# AIM
Your task is to transcribe all the entries exactly, excluding pictures.

# ITEMS
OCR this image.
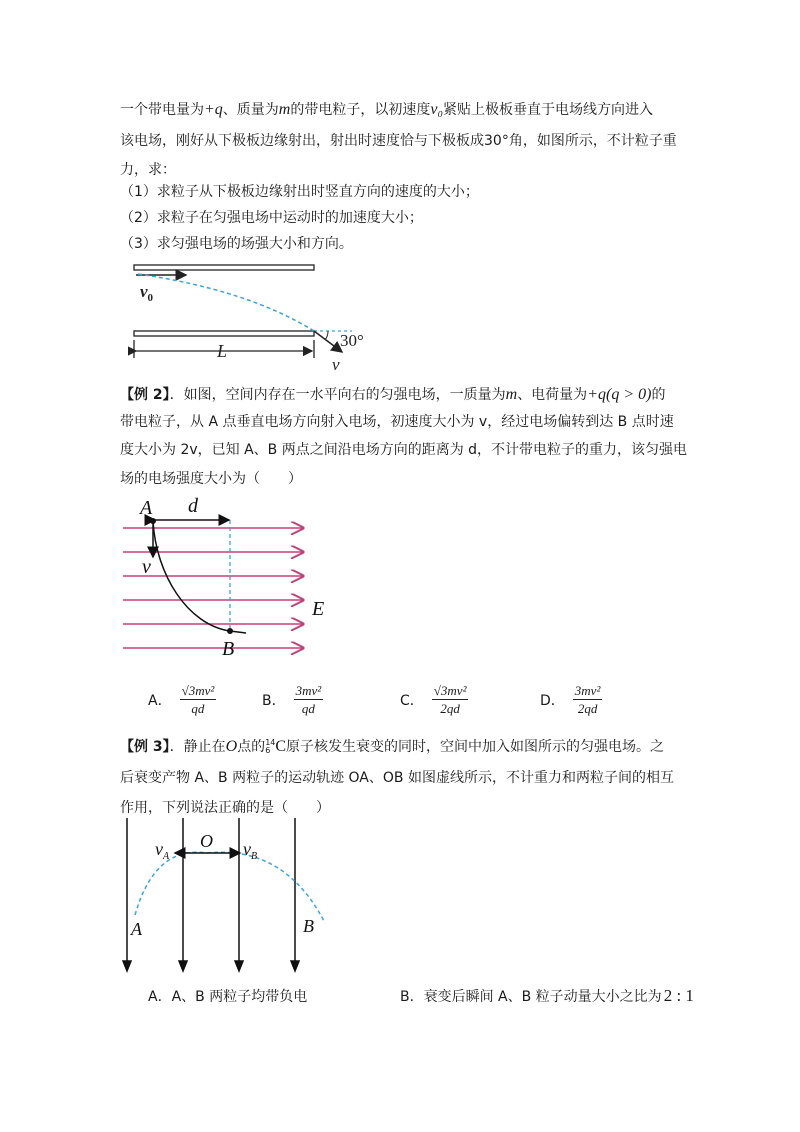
一个带电量为+q、质量为m的带电粒子，以初速度v₀紧贴上极板垂直于电场线方向进入
该电场，刚好从下极板边缘射出，射出时速度恰与下极板成30°角，如图所示，不计粒子重
力，求：
（1）求粒子从下极板边缘射出时竖直方向的速度的大小；
（2）求粒子在匀强电场中运动时的加速度大小；
（3）求匀强电场的场强大小和方向。
$v_0$
L
30°
v
【例 2】．如图，空间内存在一水平向右的匀强电场，一质量为m、电荷量为+q(q > 0)的
带电粒子，从 A 点垂直电场方向射入电场，初速度大小为 v，经过电场偏转到达 B 点时速
度大小为 2v，已知 A、B 两点之间沿电场方向的距离为 d，不计带电粒子的重力，该匀强电
场的电场强度大小为（　　）
A d
v
E
B
A． $\frac{\text{√3mv²}}{qd}$	B． $\frac{\text{3mv²}}{qd}$	C． $\frac{\text{√3mv²}}{2qd}$	D． $\frac{\text{3mv²}}{2qd}$
【例 3】．静止在O点的 14
6 C原子核发生衰变的同时，空间中加入如图所示的匀强电场。之
后衰变产物 A、B 两粒子的运动轨迹 OA、OB 如图虚线所示，不计重力和两粒子间的相互
作用，下列说法正确的是（　　）
$v_A$
O $v_B$
A	B
A．A、B 两粒子均带负电	B．衰变后瞬间 A、B 粒子动量大小之比为 2 : 1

# THE REPLY
OCR this image.
一个带电量为+q、质量为m的带电粒子，以初速度v₀紧贴上极板垂直于电场线方向进入
该电场，刚好从下极板边缘射出，射出时速度恰与下极板成30°角，如图所示，不计粒子重
力，求：
（1）求粒子从下极板边缘射出时竖直方向的速度的大小；
（2）求粒子在匀强电场中运动时的加速度大小；
（3）求匀强电场的场强大小和方向。
$v_0$
L
30°
v
【例 2】．如图，空间内存在一水平向右的匀强电场，一质量为m、电荷量为+q(q > 0)的
带电粒子，从 A 点垂直电场方向射入电场，初速度大小为 v，经过电场偏转到达 B 点时速
度大小为 2v，已知 A、B 两点之间沿电场方向的距离为 d，不计带电粒子的重力，该匀强电
场的电场强度大小为（　　）
A d
v
E
B
A． $\frac{\text{√3mv²}}{qd}$	B． $\frac{\text{3mv²}}{qd}$	C． $\frac{\text{√3mv²}}{2qd}$	D． $\frac{\text{3mv²}}{2qd}$
【例 3】．静止在O点的 14
6 C原子核发生衰变的同时，空间中加入如图所示的匀强电场。之
后衰变产物 A、B 两粒子的运动轨迹 OA、OB 如图虚线所示，不计重力和两粒子间的相互
作用，下列说法正确的是（　　）
$v_A$
O $v_B$
A	B
A．A、B 两粒子均带负电	B．衰变后瞬间 A、B 粒子动量大小之比为 2 : 1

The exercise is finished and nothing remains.